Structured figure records
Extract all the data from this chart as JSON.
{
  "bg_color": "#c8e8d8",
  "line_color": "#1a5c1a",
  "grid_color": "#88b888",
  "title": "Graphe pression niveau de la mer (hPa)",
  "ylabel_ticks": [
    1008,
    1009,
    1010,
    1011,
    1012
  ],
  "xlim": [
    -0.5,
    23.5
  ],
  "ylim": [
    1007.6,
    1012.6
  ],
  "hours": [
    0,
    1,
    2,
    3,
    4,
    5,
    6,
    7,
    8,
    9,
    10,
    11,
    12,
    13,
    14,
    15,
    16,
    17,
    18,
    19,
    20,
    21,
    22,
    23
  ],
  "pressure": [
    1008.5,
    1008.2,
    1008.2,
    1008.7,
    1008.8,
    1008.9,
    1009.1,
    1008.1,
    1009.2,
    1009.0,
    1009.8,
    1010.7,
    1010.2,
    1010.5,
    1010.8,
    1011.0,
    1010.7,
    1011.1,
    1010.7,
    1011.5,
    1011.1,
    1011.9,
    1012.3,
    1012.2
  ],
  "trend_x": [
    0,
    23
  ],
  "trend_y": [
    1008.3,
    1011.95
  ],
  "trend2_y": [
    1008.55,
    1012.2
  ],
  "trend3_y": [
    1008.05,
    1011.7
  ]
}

§ YOUR GOAL:
Copy down the whole of the data above, matching it exactly.

§ OUTPUT FOR THIS TASK:
Extract all the data from this chart as JSON.
{
  "bg_color": "#c8e8d8",
  "line_color": "#1a5c1a",
  "grid_color": "#88b888",
  "title": "Graphe pression niveau de la mer (hPa)",
  "ylabel_ticks": [
    1008,
    1009,
    1010,
    1011,
    1012
  ],
  "xlim": [
    -0.5,
    23.5
  ],
  "ylim": [
    1007.6,
    1012.6
  ],
  "hours": [
    0,
    1,
    2,
    3,
    4,
    5,
    6,
    7,
    8,
    9,
    10,
    11,
    12,
    13,
    14,
    15,
    16,
    17,
    18,
    19,
    20,
    21,
    22,
    23
  ],
  "pressure": [
    1008.5,
    1008.2,
    1008.2,
    1008.7,
    1008.8,
    1008.9,
    1009.1,
    1008.1,
    1009.2,
    1009.0,
    1009.8,
    1010.7,
    1010.2,
    1010.5,
    1010.8,
    1011.0,
    1010.7,
    1011.1,
    1010.7,
    1011.5,
    1011.1,
    1011.9,
    1012.3,
    1012.2
  ],
  "trend_x": [
    0,
    23
  ],
  "trend_y": [
    1008.3,
    1011.95
  ],
  "trend2_y": [
    1008.55,
    1012.2
  ],
  "trend3_y": [
    1008.05,
    1011.7
  ]
}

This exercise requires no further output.